● **What you have to do**
Read through the data and count the lines that contain the string "Math"; give only the result.

— BEGIN —

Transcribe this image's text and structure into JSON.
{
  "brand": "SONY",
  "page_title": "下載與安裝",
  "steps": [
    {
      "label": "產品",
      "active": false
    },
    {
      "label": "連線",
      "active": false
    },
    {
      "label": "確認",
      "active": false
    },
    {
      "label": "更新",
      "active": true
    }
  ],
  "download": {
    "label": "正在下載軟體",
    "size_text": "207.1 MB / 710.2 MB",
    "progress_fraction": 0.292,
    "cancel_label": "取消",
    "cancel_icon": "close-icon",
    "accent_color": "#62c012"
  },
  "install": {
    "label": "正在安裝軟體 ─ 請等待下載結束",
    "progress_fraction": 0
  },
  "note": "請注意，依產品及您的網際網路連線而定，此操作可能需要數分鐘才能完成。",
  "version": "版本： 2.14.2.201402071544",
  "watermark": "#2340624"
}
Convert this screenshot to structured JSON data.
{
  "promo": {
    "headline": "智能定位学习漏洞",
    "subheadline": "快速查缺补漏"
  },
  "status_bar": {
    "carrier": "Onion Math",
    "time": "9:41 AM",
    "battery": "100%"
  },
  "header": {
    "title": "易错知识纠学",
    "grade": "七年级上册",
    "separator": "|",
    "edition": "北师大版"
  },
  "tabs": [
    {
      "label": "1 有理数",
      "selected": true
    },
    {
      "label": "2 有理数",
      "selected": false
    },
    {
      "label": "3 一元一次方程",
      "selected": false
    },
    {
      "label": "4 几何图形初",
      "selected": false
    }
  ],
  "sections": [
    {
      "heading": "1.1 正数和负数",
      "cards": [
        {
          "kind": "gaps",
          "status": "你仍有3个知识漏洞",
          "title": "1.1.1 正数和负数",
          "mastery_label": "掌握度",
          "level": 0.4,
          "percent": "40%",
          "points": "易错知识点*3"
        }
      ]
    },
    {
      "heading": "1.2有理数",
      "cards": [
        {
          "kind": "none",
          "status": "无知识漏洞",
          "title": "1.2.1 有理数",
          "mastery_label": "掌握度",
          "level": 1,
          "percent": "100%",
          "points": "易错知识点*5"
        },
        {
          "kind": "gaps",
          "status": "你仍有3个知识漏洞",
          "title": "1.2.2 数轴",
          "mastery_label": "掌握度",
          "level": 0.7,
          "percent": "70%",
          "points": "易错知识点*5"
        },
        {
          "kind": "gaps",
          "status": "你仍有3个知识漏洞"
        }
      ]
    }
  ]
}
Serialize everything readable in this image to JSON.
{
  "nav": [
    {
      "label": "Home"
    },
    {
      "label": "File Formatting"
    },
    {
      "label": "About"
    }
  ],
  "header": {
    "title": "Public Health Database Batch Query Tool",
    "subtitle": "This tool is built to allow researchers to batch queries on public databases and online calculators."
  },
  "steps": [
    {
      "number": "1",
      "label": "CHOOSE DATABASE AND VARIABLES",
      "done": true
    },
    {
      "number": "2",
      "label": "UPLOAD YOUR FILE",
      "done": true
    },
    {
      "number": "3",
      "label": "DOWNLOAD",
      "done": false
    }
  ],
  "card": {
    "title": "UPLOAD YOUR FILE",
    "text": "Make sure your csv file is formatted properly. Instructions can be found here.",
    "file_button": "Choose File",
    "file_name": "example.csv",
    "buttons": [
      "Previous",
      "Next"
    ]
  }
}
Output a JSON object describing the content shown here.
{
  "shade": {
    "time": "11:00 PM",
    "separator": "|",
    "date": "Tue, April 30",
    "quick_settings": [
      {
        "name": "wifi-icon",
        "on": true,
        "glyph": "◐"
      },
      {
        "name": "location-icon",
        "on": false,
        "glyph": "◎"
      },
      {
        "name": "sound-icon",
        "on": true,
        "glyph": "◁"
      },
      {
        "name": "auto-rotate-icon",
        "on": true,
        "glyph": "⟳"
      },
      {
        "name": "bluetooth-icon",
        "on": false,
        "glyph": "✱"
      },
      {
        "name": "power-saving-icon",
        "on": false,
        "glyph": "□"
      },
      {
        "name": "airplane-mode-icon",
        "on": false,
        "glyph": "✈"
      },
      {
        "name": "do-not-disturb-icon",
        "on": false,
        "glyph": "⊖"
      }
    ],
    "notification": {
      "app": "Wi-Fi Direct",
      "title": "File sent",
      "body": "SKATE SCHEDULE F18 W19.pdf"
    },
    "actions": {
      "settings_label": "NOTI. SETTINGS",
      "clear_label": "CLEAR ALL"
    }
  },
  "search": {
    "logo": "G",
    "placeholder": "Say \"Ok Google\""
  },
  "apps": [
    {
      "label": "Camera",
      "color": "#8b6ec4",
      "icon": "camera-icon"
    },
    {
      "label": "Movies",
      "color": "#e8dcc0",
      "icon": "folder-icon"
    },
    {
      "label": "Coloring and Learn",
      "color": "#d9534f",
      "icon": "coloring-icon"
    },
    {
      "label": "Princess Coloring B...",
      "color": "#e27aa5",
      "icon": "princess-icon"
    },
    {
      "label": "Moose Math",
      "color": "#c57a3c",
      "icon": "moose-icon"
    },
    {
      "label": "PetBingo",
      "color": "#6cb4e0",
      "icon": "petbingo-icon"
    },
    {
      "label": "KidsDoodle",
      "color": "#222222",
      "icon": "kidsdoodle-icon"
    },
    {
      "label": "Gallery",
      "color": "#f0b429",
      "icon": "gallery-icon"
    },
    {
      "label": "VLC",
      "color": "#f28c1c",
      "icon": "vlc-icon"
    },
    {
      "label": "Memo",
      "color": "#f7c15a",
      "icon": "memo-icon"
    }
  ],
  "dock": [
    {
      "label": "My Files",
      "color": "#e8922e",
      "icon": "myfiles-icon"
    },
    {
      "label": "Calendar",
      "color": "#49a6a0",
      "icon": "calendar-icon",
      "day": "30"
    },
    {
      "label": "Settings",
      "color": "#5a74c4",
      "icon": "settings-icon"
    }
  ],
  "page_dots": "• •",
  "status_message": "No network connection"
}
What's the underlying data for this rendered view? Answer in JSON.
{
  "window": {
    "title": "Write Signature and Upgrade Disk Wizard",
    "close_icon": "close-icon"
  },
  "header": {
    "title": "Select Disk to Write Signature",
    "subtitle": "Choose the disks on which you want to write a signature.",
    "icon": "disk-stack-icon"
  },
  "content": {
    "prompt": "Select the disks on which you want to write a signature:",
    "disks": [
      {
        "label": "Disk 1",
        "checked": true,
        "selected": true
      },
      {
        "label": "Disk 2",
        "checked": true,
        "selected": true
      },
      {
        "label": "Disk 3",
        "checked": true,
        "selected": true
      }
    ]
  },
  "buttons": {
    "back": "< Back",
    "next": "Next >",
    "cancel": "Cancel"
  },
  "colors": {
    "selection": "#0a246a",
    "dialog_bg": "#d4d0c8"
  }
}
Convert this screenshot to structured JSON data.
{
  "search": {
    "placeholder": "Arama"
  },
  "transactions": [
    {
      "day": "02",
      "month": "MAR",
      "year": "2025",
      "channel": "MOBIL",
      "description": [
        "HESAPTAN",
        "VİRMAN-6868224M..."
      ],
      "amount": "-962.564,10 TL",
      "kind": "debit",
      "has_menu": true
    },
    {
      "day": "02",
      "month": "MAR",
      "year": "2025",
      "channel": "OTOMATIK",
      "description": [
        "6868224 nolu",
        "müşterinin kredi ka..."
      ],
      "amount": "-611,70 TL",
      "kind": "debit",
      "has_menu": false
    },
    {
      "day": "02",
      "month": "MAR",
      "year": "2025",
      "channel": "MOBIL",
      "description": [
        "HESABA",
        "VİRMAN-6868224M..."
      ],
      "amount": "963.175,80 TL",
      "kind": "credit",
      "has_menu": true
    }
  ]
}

— END —

● **Finished exercise**
2